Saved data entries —
^^^^^^^^

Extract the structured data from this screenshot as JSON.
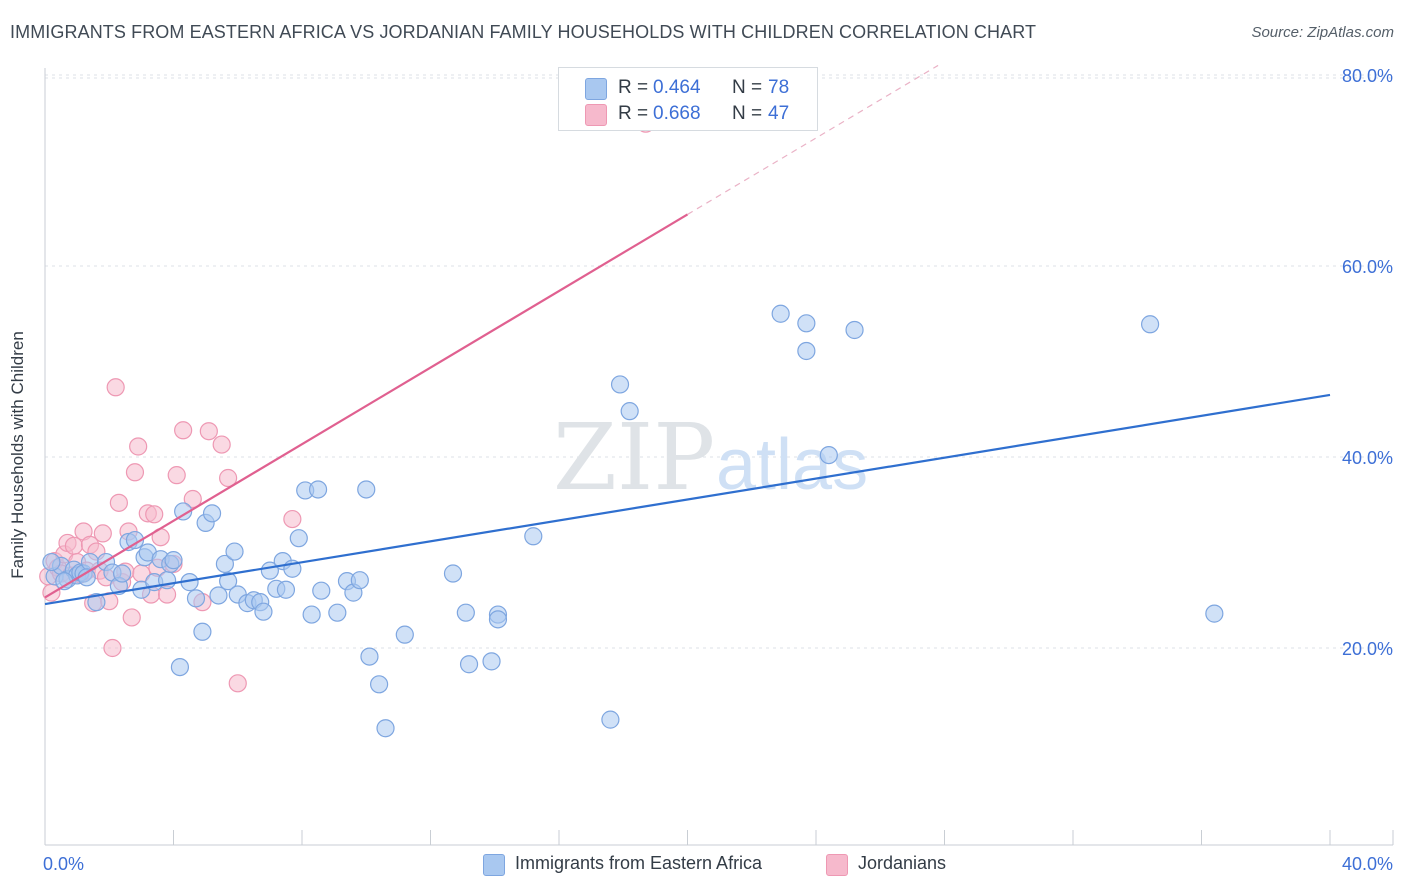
{
  "header": {
    "title": "IMMIGRANTS FROM EASTERN AFRICA VS JORDANIAN FAMILY HOUSEHOLDS WITH CHILDREN CORRELATION CHART",
    "source": "Source: ZipAtlas.com"
  },
  "watermark": {
    "zip": "ZIP",
    "atlas": "atlas"
  },
  "legend": {
    "r_label": "R =",
    "n_label": "N =",
    "series1": {
      "r": "0.464",
      "n": "78"
    },
    "series2": {
      "r": "0.668",
      "n": "47"
    }
  },
  "bottom_legend": {
    "series1": "Immigrants from Eastern Africa",
    "series2": "Jordanians"
  },
  "colors": {
    "series1_fill": "#a9c8f0",
    "series1_stroke": "#7ea6e0",
    "series1_line": "#2f6fcf",
    "series2_fill": "#f6b9cc",
    "series2_stroke": "#ee98b3",
    "series2_line": "#e06090",
    "axis_text": "#3d6fd6",
    "grid": "#dde2e7"
  },
  "chart_data": {
    "type": "scatter",
    "title": "IMMIGRANTS FROM EASTERN AFRICA VS JORDANIAN FAMILY HOUSEHOLDS WITH CHILDREN CORRELATION CHART",
    "xlabel": "",
    "ylabel": "Family Households with Children",
    "xlim": [
      0,
      40
    ],
    "ylim": [
      0,
      80
    ],
    "x_tick_labels": [
      {
        "value": 0,
        "label": "0.0%"
      },
      {
        "value": 40,
        "label": "40.0%"
      }
    ],
    "y_tick_labels": [
      {
        "value": 20,
        "label": "20.0%"
      },
      {
        "value": 40,
        "label": "40.0%"
      },
      {
        "value": 60,
        "label": "60.0%"
      },
      {
        "value": 80,
        "label": "80.0%"
      }
    ],
    "series": [
      {
        "name": "Immigrants from Eastern Africa",
        "r": 0.464,
        "n": 78,
        "trend": {
          "x0": 0,
          "y0": 24.6,
          "x1": 40,
          "y1": 46.5
        },
        "points": [
          [
            0.3,
            27.5
          ],
          [
            0.5,
            28.6
          ],
          [
            0.7,
            27.2
          ],
          [
            0.9,
            28.2
          ],
          [
            1.0,
            27.6
          ],
          [
            1.1,
            27.9
          ],
          [
            1.2,
            27.8
          ],
          [
            1.4,
            29.0
          ],
          [
            1.6,
            24.8
          ],
          [
            1.9,
            29.0
          ],
          [
            2.1,
            27.9
          ],
          [
            2.3,
            26.5
          ],
          [
            2.4,
            27.8
          ],
          [
            2.6,
            31.1
          ],
          [
            2.8,
            31.3
          ],
          [
            3.0,
            26.1
          ],
          [
            3.1,
            29.5
          ],
          [
            3.2,
            30.0
          ],
          [
            3.4,
            26.9
          ],
          [
            3.6,
            29.3
          ],
          [
            3.8,
            27.1
          ],
          [
            3.9,
            28.8
          ],
          [
            4.0,
            29.2
          ],
          [
            4.2,
            18.0
          ],
          [
            4.3,
            34.3
          ],
          [
            4.5,
            26.9
          ],
          [
            4.7,
            25.2
          ],
          [
            4.9,
            21.7
          ],
          [
            5.0,
            33.1
          ],
          [
            5.2,
            34.1
          ],
          [
            5.4,
            25.5
          ],
          [
            5.6,
            28.8
          ],
          [
            5.7,
            27.0
          ],
          [
            5.9,
            30.1
          ],
          [
            6.0,
            25.6
          ],
          [
            6.3,
            24.7
          ],
          [
            6.5,
            25.0
          ],
          [
            6.7,
            24.8
          ],
          [
            6.8,
            23.8
          ],
          [
            7.0,
            28.1
          ],
          [
            7.2,
            26.2
          ],
          [
            7.4,
            29.1
          ],
          [
            7.5,
            26.1
          ],
          [
            7.7,
            28.3
          ],
          [
            7.9,
            31.5
          ],
          [
            8.1,
            36.5
          ],
          [
            8.3,
            23.5
          ],
          [
            8.5,
            36.6
          ],
          [
            8.6,
            26.0
          ],
          [
            9.1,
            23.7
          ],
          [
            9.4,
            27.0
          ],
          [
            9.6,
            25.8
          ],
          [
            9.8,
            27.1
          ],
          [
            10.0,
            36.6
          ],
          [
            10.1,
            19.1
          ],
          [
            10.4,
            16.2
          ],
          [
            10.6,
            11.6
          ],
          [
            11.2,
            21.4
          ],
          [
            12.7,
            27.8
          ],
          [
            13.1,
            23.7
          ],
          [
            13.2,
            18.3
          ],
          [
            13.9,
            18.6
          ],
          [
            14.1,
            23.5
          ],
          [
            14.1,
            23.0
          ],
          [
            15.2,
            31.7
          ],
          [
            17.6,
            12.5
          ],
          [
            17.9,
            47.6
          ],
          [
            18.2,
            44.8
          ],
          [
            22.9,
            55.0
          ],
          [
            23.7,
            54.0
          ],
          [
            23.7,
            51.1
          ],
          [
            24.4,
            40.2
          ],
          [
            25.2,
            53.3
          ],
          [
            34.4,
            53.9
          ],
          [
            36.4,
            23.6
          ],
          [
            0.2,
            29.0
          ],
          [
            0.6,
            27.0
          ],
          [
            1.3,
            27.4
          ]
        ]
      },
      {
        "name": "Jordanians",
        "r": 0.668,
        "n": 47,
        "trend": {
          "x0": 0,
          "y0": 25.3,
          "x1": 20,
          "y1": 65.4
        },
        "trend_dashed": {
          "x0": 20,
          "y0": 65.4,
          "x1": 27.8,
          "y1": 81.0
        },
        "points": [
          [
            0.1,
            27.5
          ],
          [
            0.2,
            25.8
          ],
          [
            0.3,
            29.1
          ],
          [
            0.4,
            28.4
          ],
          [
            0.5,
            27.8
          ],
          [
            0.6,
            29.8
          ],
          [
            0.7,
            31.0
          ],
          [
            0.8,
            27.6
          ],
          [
            0.9,
            30.7
          ],
          [
            1.0,
            29.0
          ],
          [
            1.1,
            27.7
          ],
          [
            1.2,
            32.2
          ],
          [
            1.3,
            28.1
          ],
          [
            1.4,
            30.8
          ],
          [
            1.5,
            24.7
          ],
          [
            1.6,
            30.1
          ],
          [
            1.7,
            28.1
          ],
          [
            1.8,
            32.0
          ],
          [
            1.9,
            27.4
          ],
          [
            2.0,
            24.9
          ],
          [
            2.1,
            20.0
          ],
          [
            2.2,
            47.3
          ],
          [
            2.3,
            35.2
          ],
          [
            2.4,
            26.9
          ],
          [
            2.5,
            28.0
          ],
          [
            2.6,
            32.2
          ],
          [
            2.7,
            23.2
          ],
          [
            2.8,
            38.4
          ],
          [
            2.9,
            41.1
          ],
          [
            3.0,
            27.8
          ],
          [
            3.2,
            34.1
          ],
          [
            3.3,
            25.6
          ],
          [
            3.4,
            34.0
          ],
          [
            3.5,
            28.4
          ],
          [
            3.6,
            31.6
          ],
          [
            3.8,
            25.6
          ],
          [
            4.0,
            28.8
          ],
          [
            4.1,
            38.1
          ],
          [
            4.3,
            42.8
          ],
          [
            4.6,
            35.6
          ],
          [
            4.9,
            24.8
          ],
          [
            5.1,
            42.7
          ],
          [
            5.5,
            41.3
          ],
          [
            5.7,
            37.8
          ],
          [
            6.0,
            16.3
          ],
          [
            7.7,
            33.5
          ],
          [
            18.7,
            74.9
          ]
        ]
      }
    ]
  }
}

^^^^^^^^

Restate the records above in full, word for word. Keep pictures out.

Extract the structured data from this screenshot as JSON.
{
  "header": {
    "title": "IMMIGRANTS FROM EASTERN AFRICA VS JORDANIAN FAMILY HOUSEHOLDS WITH CHILDREN CORRELATION CHART",
    "source": "Source: ZipAtlas.com"
  },
  "watermark": {
    "zip": "ZIP",
    "atlas": "atlas"
  },
  "legend": {
    "r_label": "R =",
    "n_label": "N =",
    "series1": {
      "r": "0.464",
      "n": "78"
    },
    "series2": {
      "r": "0.668",
      "n": "47"
    }
  },
  "bottom_legend": {
    "series1": "Immigrants from Eastern Africa",
    "series2": "Jordanians"
  },
  "colors": {
    "series1_fill": "#a9c8f0",
    "series1_stroke": "#7ea6e0",
    "series1_line": "#2f6fcf",
    "series2_fill": "#f6b9cc",
    "series2_stroke": "#ee98b3",
    "series2_line": "#e06090",
    "axis_text": "#3d6fd6",
    "grid": "#dde2e7"
  },
  "chart_data": {
    "type": "scatter",
    "title": "IMMIGRANTS FROM EASTERN AFRICA VS JORDANIAN FAMILY HOUSEHOLDS WITH CHILDREN CORRELATION CHART",
    "xlabel": "",
    "ylabel": "Family Households with Children",
    "xlim": [
      0,
      40
    ],
    "ylim": [
      0,
      80
    ],
    "x_tick_labels": [
      {
        "value": 0,
        "label": "0.0%"
      },
      {
        "value": 40,
        "label": "40.0%"
      }
    ],
    "y_tick_labels": [
      {
        "value": 20,
        "label": "20.0%"
      },
      {
        "value": 40,
        "label": "40.0%"
      },
      {
        "value": 60,
        "label": "60.0%"
      },
      {
        "value": 80,
        "label": "80.0%"
      }
    ],
    "series": [
      {
        "name": "Immigrants from Eastern Africa",
        "r": 0.464,
        "n": 78,
        "trend": {
          "x0": 0,
          "y0": 24.6,
          "x1": 40,
          "y1": 46.5
        },
        "points": [
          [
            0.3,
            27.5
          ],
          [
            0.5,
            28.6
          ],
          [
            0.7,
            27.2
          ],
          [
            0.9,
            28.2
          ],
          [
            1.0,
            27.6
          ],
          [
            1.1,
            27.9
          ],
          [
            1.2,
            27.8
          ],
          [
            1.4,
            29.0
          ],
          [
            1.6,
            24.8
          ],
          [
            1.9,
            29.0
          ],
          [
            2.1,
            27.9
          ],
          [
            2.3,
            26.5
          ],
          [
            2.4,
            27.8
          ],
          [
            2.6,
            31.1
          ],
          [
            2.8,
            31.3
          ],
          [
            3.0,
            26.1
          ],
          [
            3.1,
            29.5
          ],
          [
            3.2,
            30.0
          ],
          [
            3.4,
            26.9
          ],
          [
            3.6,
            29.3
          ],
          [
            3.8,
            27.1
          ],
          [
            3.9,
            28.8
          ],
          [
            4.0,
            29.2
          ],
          [
            4.2,
            18.0
          ],
          [
            4.3,
            34.3
          ],
          [
            4.5,
            26.9
          ],
          [
            4.7,
            25.2
          ],
          [
            4.9,
            21.7
          ],
          [
            5.0,
            33.1
          ],
          [
            5.2,
            34.1
          ],
          [
            5.4,
            25.5
          ],
          [
            5.6,
            28.8
          ],
          [
            5.7,
            27.0
          ],
          [
            5.9,
            30.1
          ],
          [
            6.0,
            25.6
          ],
          [
            6.3,
            24.7
          ],
          [
            6.5,
            25.0
          ],
          [
            6.7,
            24.8
          ],
          [
            6.8,
            23.8
          ],
          [
            7.0,
            28.1
          ],
          [
            7.2,
            26.2
          ],
          [
            7.4,
            29.1
          ],
          [
            7.5,
            26.1
          ],
          [
            7.7,
            28.3
          ],
          [
            7.9,
            31.5
          ],
          [
            8.1,
            36.5
          ],
          [
            8.3,
            23.5
          ],
          [
            8.5,
            36.6
          ],
          [
            8.6,
            26.0
          ],
          [
            9.1,
            23.7
          ],
          [
            9.4,
            27.0
          ],
          [
            9.6,
            25.8
          ],
          [
            9.8,
            27.1
          ],
          [
            10.0,
            36.6
          ],
          [
            10.1,
            19.1
          ],
          [
            10.4,
            16.2
          ],
          [
            10.6,
            11.6
          ],
          [
            11.2,
            21.4
          ],
          [
            12.7,
            27.8
          ],
          [
            13.1,
            23.7
          ],
          [
            13.2,
            18.3
          ],
          [
            13.9,
            18.6
          ],
          [
            14.1,
            23.5
          ],
          [
            14.1,
            23.0
          ],
          [
            15.2,
            31.7
          ],
          [
            17.6,
            12.5
          ],
          [
            17.9,
            47.6
          ],
          [
            18.2,
            44.8
          ],
          [
            22.9,
            55.0
          ],
          [
            23.7,
            54.0
          ],
          [
            23.7,
            51.1
          ],
          [
            24.4,
            40.2
          ],
          [
            25.2,
            53.3
          ],
          [
            34.4,
            53.9
          ],
          [
            36.4,
            23.6
          ],
          [
            0.2,
            29.0
          ],
          [
            0.6,
            27.0
          ],
          [
            1.3,
            27.4
          ]
        ]
      },
      {
        "name": "Jordanians",
        "r": 0.668,
        "n": 47,
        "trend": {
          "x0": 0,
          "y0": 25.3,
          "x1": 20,
          "y1": 65.4
        },
        "trend_dashed": {
          "x0": 20,
          "y0": 65.4,
          "x1": 27.8,
          "y1": 81.0
        },
        "points": [
          [
            0.1,
            27.5
          ],
          [
            0.2,
            25.8
          ],
          [
            0.3,
            29.1
          ],
          [
            0.4,
            28.4
          ],
          [
            0.5,
            27.8
          ],
          [
            0.6,
            29.8
          ],
          [
            0.7,
            31.0
          ],
          [
            0.8,
            27.6
          ],
          [
            0.9,
            30.7
          ],
          [
            1.0,
            29.0
          ],
          [
            1.1,
            27.7
          ],
          [
            1.2,
            32.2
          ],
          [
            1.3,
            28.1
          ],
          [
            1.4,
            30.8
          ],
          [
            1.5,
            24.7
          ],
          [
            1.6,
            30.1
          ],
          [
            1.7,
            28.1
          ],
          [
            1.8,
            32.0
          ],
          [
            1.9,
            27.4
          ],
          [
            2.0,
            24.9
          ],
          [
            2.1,
            20.0
          ],
          [
            2.2,
            47.3
          ],
          [
            2.3,
            35.2
          ],
          [
            2.4,
            26.9
          ],
          [
            2.5,
            28.0
          ],
          [
            2.6,
            32.2
          ],
          [
            2.7,
            23.2
          ],
          [
            2.8,
            38.4
          ],
          [
            2.9,
            41.1
          ],
          [
            3.0,
            27.8
          ],
          [
            3.2,
            34.1
          ],
          [
            3.3,
            25.6
          ],
          [
            3.4,
            34.0
          ],
          [
            3.5,
            28.4
          ],
          [
            3.6,
            31.6
          ],
          [
            3.8,
            25.6
          ],
          [
            4.0,
            28.8
          ],
          [
            4.1,
            38.1
          ],
          [
            4.3,
            42.8
          ],
          [
            4.6,
            35.6
          ],
          [
            4.9,
            24.8
          ],
          [
            5.1,
            42.7
          ],
          [
            5.5,
            41.3
          ],
          [
            5.7,
            37.8
          ],
          [
            6.0,
            16.3
          ],
          [
            7.7,
            33.5
          ],
          [
            18.7,
            74.9
          ]
        ]
      }
    ]
  }
}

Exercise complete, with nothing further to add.